- やること -
読む文章のうち、「この回では更にエスカレートして、反抗的な米沢に冠城も応戦という展開です。」で始まり「消去法で第2話での鑑定依頼以外に考えられないので、そう推測しただけです。」まで続く部分を、一字も変えずに書き出してください。

- 読む文章 -

········

この回では更にエスカレートして、反抗的な米沢に冠城も応戦という展開です。
コミカルなシーンとしてではありますが、もはや敵対状態です。


説明不足・不親切な展開
前述のように、この不仲の原因は第3話での冠城の「この前利用したこと」発言から、
消去法で第2話での鑑定依頼以外に考えられないので、そう推測しただけです。
せめて、第2話で米沢が具体的に冠城への不満を口にするシーンでもあれば、まだ解り易かったのですが。
もしかしたら、カットされたのかも知れませんけど。
主要レギュラーキャスト同士があそこまでいがみ合うなら、やはりその原因は明示しないと不親切です。

そして、もうひとつ違和感を覚える点があります。。

········

- 抽出資料 -
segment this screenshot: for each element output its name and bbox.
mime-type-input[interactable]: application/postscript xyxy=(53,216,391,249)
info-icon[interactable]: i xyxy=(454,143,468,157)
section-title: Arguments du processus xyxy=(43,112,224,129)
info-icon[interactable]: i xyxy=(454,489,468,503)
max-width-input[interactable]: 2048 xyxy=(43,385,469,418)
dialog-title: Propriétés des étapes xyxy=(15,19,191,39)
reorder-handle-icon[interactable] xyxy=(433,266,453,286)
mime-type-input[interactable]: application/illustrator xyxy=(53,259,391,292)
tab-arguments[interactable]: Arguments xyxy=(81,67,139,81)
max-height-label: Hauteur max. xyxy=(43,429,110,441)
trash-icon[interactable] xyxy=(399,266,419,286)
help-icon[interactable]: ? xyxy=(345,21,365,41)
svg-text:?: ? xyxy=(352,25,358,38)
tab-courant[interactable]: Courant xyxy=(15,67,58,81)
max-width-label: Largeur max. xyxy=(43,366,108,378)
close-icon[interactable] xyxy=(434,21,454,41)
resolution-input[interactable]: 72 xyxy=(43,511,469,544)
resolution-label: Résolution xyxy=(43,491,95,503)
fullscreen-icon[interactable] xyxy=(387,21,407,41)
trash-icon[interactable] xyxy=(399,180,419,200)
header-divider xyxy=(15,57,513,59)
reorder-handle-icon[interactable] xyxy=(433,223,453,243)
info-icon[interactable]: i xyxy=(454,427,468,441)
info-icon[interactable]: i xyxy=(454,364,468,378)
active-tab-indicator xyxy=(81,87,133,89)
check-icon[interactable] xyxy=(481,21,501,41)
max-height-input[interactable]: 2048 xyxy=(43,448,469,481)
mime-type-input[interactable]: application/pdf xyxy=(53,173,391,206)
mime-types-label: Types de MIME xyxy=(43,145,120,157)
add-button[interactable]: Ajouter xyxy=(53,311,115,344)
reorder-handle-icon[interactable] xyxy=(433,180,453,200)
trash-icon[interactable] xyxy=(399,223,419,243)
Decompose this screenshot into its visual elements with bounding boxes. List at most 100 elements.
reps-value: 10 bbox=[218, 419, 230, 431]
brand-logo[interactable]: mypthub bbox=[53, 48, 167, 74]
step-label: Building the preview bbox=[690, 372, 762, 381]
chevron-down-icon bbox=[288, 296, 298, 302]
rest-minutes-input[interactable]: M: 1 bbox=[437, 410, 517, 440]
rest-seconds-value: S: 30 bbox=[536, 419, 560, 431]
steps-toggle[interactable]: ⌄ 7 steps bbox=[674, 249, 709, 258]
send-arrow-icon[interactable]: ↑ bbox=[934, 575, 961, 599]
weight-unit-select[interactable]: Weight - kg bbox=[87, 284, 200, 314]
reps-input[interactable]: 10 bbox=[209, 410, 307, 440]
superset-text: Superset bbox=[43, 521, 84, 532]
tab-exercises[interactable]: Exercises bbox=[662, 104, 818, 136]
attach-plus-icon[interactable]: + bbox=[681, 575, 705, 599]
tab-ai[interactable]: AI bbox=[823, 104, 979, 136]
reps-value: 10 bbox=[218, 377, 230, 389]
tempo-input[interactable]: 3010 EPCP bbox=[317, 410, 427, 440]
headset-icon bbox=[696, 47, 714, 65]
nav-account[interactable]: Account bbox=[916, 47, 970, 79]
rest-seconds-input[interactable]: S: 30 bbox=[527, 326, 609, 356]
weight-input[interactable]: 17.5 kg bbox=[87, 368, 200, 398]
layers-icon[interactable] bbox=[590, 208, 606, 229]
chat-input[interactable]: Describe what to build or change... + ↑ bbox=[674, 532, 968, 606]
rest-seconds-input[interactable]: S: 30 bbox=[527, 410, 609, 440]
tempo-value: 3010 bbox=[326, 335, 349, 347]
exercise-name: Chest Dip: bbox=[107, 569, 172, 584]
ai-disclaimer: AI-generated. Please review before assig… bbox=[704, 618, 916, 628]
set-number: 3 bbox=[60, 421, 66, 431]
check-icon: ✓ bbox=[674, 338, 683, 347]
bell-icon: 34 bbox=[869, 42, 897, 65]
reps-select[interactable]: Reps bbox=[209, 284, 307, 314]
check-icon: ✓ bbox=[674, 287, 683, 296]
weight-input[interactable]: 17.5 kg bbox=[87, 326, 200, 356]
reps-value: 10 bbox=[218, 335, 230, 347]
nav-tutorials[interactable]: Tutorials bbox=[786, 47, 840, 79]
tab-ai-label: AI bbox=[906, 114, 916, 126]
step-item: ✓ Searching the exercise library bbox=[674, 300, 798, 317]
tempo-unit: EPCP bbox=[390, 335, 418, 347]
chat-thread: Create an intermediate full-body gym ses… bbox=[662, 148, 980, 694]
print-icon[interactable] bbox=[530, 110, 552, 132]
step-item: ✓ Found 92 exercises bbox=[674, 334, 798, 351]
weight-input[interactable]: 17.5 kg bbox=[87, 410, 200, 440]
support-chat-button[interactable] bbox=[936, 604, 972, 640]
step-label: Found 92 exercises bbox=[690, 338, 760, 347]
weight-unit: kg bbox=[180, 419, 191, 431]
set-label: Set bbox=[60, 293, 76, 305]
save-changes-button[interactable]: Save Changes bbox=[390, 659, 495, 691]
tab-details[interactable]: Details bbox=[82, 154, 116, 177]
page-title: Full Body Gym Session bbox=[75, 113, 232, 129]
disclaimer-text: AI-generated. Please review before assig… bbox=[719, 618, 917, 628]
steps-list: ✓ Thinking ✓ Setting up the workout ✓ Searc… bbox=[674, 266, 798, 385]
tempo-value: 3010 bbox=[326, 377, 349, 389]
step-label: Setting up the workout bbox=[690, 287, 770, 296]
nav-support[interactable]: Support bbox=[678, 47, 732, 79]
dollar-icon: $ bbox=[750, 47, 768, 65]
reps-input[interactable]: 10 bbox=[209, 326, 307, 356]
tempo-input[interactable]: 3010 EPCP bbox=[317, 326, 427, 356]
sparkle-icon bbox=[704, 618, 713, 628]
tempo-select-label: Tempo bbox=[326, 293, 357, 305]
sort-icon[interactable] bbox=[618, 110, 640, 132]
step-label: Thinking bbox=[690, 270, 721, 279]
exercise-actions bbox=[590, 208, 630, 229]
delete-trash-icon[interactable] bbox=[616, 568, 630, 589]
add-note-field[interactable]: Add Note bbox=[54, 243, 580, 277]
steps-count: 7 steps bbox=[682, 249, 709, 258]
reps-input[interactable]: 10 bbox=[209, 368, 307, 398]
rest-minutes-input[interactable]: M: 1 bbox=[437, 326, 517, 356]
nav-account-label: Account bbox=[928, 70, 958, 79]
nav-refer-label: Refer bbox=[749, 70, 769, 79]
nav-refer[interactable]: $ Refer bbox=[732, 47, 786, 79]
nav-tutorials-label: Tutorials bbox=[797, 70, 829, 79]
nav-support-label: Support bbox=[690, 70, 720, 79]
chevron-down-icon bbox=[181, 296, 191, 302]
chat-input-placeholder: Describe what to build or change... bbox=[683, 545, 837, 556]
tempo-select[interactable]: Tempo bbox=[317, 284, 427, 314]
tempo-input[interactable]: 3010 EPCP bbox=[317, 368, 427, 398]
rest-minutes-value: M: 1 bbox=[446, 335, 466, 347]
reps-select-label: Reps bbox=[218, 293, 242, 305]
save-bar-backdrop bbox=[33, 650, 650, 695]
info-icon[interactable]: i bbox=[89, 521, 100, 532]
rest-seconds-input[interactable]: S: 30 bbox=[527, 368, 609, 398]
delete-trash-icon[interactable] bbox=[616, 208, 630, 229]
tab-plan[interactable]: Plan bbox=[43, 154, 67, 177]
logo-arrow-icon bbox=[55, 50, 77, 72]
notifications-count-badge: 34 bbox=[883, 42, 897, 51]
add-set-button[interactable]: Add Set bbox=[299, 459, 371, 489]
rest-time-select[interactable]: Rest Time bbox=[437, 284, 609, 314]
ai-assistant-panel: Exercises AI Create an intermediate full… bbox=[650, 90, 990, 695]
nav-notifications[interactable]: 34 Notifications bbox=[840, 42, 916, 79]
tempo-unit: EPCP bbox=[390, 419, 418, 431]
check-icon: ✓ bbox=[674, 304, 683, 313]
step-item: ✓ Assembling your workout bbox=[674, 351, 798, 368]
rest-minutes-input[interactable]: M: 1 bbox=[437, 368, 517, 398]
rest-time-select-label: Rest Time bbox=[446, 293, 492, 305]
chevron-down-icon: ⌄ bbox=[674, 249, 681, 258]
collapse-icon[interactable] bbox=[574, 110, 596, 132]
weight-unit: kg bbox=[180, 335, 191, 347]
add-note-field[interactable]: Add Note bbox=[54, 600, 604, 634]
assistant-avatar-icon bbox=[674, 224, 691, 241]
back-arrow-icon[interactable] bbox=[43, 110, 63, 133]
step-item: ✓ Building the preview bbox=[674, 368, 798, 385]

········

- 解答文 -
この回では更にエスカレートして、反抗的な米沢に冠城も応戦という展開です。
コミカルなシーンとしてではありますが、もはや敵対状態です。


説明不足・不親切な展開
前述のように、この不仲の原因は第3話での冠城の「この前利用したこと」発言から、
消去法で第2話での鑑定依頼以外に考えられないので、そう推測しただけです。